**THE PROBLEM:**
Show all lines holding the string "Details".

— start EXERCISE MATERIAL —

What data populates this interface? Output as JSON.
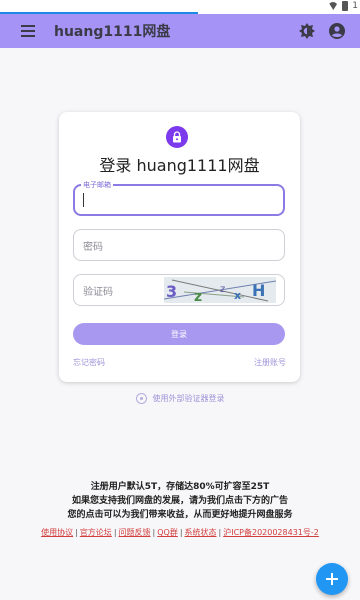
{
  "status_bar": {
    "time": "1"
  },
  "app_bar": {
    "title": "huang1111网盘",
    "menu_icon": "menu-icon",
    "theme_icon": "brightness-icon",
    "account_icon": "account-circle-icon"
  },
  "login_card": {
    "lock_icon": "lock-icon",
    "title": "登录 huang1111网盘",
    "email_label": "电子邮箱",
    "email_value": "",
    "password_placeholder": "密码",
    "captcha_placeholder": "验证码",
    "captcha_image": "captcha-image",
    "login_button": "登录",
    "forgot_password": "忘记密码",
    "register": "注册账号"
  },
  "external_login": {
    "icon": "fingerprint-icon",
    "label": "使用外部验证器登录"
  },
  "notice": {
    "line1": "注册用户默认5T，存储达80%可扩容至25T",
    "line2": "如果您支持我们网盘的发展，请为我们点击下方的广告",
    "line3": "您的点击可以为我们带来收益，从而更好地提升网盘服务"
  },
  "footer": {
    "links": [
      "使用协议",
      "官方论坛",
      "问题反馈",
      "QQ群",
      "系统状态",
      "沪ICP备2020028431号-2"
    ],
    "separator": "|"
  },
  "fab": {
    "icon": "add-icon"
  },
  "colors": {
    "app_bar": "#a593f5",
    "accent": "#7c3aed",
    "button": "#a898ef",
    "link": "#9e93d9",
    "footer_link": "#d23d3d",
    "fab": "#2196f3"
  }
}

— end EXERCISE MATERIAL —
— start EXERCISE MATERIAL —

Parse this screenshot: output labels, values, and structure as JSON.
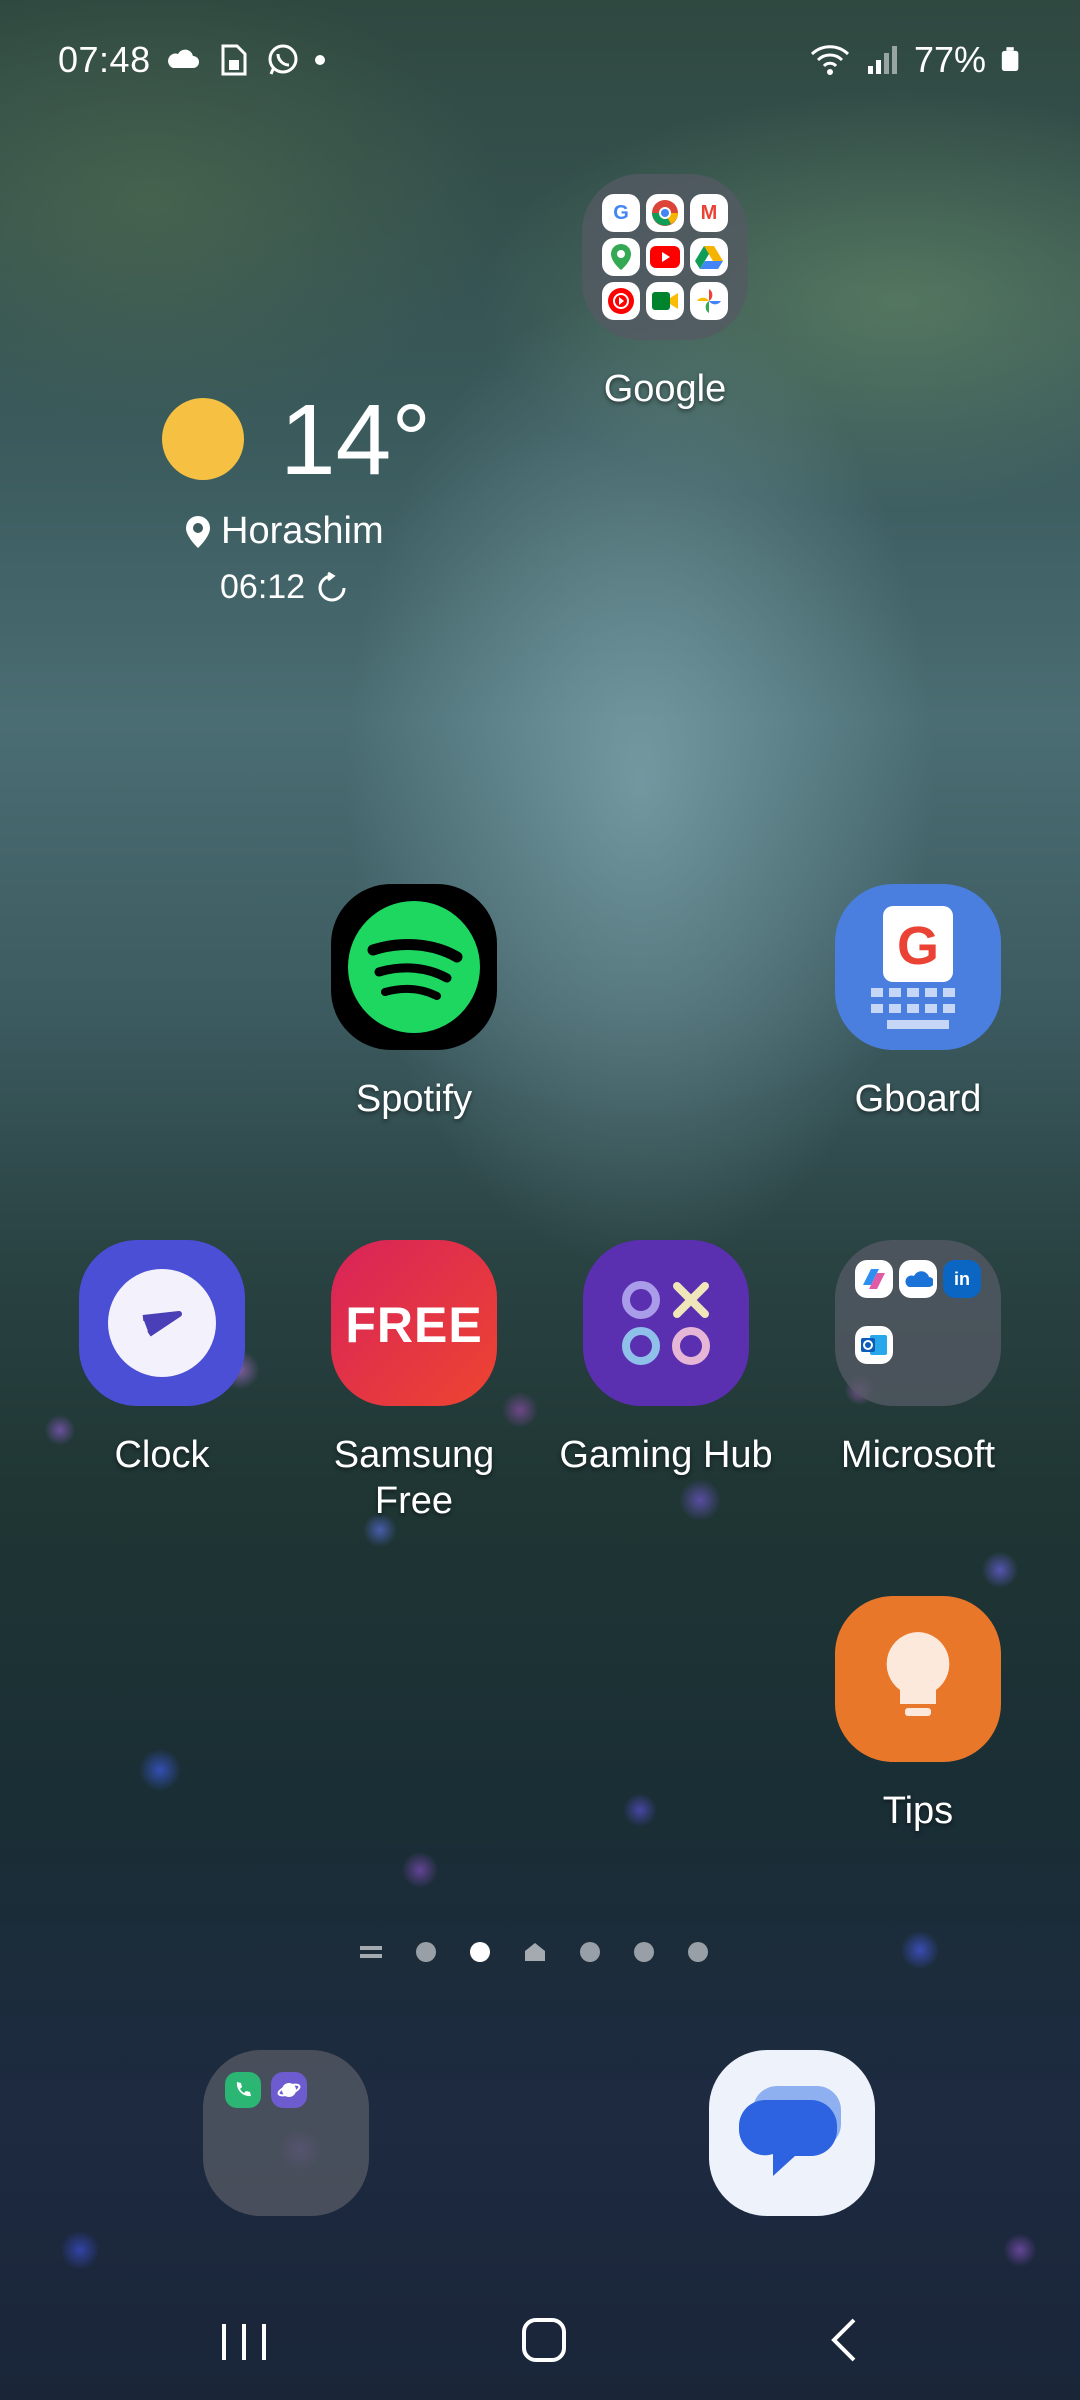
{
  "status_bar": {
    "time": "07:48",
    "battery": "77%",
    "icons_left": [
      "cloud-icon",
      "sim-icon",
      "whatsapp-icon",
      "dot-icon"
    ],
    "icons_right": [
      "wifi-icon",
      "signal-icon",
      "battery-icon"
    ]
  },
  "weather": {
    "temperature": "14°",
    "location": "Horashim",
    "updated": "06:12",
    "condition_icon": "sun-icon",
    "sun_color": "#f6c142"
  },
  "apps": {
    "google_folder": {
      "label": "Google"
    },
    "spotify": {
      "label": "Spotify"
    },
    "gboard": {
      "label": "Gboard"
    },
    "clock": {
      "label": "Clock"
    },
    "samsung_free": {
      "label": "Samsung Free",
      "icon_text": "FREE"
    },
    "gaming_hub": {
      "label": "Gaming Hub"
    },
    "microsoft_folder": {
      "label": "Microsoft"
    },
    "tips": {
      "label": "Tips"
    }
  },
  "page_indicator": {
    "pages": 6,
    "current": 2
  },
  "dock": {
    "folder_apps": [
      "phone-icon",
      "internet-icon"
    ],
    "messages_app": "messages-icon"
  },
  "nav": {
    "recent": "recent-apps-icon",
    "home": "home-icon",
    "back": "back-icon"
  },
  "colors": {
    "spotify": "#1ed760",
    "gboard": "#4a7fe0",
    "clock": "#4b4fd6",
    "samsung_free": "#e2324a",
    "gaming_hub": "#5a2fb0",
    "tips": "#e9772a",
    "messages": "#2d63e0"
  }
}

— end EXERCISE MATERIAL —
— start EXERCISE MATERIAL —

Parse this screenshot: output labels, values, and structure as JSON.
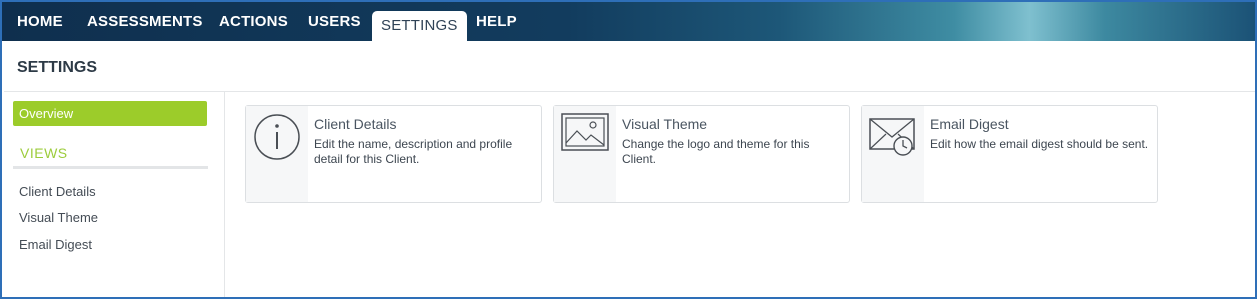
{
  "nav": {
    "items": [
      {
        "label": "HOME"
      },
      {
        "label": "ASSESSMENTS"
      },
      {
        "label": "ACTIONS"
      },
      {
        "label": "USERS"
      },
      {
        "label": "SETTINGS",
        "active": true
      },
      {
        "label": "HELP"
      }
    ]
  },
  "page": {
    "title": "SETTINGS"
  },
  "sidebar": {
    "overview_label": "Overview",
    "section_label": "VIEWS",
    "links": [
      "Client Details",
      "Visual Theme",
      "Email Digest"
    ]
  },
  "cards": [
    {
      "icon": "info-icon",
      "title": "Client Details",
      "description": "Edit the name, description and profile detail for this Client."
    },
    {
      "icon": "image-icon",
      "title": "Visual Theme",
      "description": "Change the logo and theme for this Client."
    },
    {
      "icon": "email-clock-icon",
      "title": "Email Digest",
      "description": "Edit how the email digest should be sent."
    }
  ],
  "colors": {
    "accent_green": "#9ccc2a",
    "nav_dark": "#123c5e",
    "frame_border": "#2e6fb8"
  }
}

— end EXERCISE MATERIAL —

**EXERCISE ANSWER:**
      "Client Details",
      "title": "Client Details",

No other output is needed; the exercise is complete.